→ **Stated exercise**
Track down every line below that holds "object" and copy it.

→ **Given entries**
....
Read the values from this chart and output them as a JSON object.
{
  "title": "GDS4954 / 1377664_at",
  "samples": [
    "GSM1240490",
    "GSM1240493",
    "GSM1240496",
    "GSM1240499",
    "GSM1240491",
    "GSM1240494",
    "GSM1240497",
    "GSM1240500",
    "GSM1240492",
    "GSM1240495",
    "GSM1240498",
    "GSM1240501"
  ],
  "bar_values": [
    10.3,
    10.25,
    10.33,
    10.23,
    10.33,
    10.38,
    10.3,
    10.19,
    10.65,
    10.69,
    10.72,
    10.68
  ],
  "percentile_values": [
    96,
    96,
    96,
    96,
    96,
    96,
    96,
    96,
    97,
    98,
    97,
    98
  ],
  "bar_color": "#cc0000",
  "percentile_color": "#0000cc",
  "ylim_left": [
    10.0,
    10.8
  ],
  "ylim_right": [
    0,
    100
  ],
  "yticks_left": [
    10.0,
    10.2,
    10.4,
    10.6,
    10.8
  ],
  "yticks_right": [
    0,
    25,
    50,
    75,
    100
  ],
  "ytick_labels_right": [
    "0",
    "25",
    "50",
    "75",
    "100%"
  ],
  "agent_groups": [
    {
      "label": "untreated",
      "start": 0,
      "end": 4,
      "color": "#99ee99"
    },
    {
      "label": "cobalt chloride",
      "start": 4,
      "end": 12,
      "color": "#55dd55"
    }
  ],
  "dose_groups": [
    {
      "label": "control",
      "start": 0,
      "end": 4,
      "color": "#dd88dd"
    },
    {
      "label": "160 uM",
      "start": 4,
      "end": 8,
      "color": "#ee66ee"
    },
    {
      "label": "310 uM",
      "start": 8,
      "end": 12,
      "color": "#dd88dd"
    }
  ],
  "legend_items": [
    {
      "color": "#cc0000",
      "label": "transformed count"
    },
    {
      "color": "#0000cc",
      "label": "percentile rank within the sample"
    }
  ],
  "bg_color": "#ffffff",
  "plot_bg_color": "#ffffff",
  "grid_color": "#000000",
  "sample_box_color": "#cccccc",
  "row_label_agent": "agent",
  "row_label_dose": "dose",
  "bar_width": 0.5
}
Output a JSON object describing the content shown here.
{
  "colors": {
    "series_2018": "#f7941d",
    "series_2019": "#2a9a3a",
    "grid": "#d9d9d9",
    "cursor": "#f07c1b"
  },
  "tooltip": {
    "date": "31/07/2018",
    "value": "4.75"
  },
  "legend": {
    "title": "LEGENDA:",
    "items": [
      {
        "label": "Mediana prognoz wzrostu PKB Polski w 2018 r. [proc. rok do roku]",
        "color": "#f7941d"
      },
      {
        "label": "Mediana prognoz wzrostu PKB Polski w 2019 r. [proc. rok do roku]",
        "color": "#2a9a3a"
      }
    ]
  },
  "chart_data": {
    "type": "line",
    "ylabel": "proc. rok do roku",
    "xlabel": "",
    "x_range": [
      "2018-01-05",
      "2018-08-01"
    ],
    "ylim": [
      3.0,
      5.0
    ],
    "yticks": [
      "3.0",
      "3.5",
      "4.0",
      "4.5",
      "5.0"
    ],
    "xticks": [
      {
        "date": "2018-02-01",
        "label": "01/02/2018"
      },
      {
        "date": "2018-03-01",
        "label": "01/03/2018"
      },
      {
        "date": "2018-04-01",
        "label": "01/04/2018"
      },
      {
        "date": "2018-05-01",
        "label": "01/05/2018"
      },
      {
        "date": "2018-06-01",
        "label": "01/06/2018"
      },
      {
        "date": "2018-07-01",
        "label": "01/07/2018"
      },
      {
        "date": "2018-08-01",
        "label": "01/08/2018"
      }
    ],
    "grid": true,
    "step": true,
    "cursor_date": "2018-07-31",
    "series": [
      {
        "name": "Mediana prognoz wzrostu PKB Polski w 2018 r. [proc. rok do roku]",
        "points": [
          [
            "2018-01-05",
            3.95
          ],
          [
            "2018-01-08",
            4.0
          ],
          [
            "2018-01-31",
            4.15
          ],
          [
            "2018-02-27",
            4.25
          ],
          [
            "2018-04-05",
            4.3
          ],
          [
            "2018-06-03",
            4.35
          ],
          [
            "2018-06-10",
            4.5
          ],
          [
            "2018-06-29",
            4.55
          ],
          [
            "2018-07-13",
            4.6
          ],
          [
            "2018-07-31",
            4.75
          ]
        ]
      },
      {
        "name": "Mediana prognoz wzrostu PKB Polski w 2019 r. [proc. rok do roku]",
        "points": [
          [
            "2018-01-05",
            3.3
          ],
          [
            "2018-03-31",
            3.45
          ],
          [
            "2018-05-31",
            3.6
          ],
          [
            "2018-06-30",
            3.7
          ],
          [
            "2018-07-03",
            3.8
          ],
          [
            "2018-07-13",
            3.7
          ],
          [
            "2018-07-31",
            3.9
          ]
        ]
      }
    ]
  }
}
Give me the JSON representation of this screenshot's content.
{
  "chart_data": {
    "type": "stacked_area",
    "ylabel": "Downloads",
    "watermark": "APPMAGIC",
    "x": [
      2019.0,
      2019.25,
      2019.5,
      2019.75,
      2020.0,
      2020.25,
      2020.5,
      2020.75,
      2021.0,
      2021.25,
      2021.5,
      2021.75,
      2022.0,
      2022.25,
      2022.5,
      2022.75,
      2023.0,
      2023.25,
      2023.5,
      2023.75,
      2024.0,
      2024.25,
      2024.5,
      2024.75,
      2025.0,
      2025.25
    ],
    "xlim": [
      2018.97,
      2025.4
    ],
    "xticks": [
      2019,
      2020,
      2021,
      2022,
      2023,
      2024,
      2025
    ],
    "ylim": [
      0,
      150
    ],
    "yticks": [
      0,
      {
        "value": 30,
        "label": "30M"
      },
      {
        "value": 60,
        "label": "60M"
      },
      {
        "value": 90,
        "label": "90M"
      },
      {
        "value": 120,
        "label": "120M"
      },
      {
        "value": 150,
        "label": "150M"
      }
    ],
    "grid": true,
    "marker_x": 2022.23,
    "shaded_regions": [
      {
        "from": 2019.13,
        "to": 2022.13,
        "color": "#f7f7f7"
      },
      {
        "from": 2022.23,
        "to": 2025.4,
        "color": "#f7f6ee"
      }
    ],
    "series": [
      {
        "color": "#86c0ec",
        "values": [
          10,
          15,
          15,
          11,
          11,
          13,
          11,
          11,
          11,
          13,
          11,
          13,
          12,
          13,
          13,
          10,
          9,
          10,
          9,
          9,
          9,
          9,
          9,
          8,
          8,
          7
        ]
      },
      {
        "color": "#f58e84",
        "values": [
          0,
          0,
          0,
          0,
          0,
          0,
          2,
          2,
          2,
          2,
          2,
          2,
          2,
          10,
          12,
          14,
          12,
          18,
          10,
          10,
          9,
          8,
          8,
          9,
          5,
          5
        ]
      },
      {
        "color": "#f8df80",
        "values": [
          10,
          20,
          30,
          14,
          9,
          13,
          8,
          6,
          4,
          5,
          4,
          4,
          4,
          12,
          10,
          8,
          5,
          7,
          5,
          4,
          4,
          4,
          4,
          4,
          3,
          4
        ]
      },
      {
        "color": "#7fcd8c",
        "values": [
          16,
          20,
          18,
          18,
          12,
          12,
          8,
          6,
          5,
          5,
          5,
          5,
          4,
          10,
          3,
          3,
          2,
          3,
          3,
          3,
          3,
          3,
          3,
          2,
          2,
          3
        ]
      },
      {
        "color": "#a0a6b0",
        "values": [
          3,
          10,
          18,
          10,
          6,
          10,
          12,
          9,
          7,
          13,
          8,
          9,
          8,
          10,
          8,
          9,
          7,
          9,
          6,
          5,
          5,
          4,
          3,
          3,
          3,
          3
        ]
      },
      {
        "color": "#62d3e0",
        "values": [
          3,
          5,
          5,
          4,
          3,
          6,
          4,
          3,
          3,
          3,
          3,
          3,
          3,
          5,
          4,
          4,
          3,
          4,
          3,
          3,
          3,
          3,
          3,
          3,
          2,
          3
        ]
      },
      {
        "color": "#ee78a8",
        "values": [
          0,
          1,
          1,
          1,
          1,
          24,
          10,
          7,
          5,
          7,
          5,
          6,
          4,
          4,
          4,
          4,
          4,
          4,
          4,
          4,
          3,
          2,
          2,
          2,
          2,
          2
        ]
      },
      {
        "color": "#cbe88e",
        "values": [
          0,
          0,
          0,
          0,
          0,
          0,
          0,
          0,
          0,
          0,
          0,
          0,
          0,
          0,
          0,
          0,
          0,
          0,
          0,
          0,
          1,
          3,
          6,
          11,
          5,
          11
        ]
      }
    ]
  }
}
....
→ **Answer to the task**
Read the values from this chart and output them as a JSON object.
Output a JSON object describing the content shown here.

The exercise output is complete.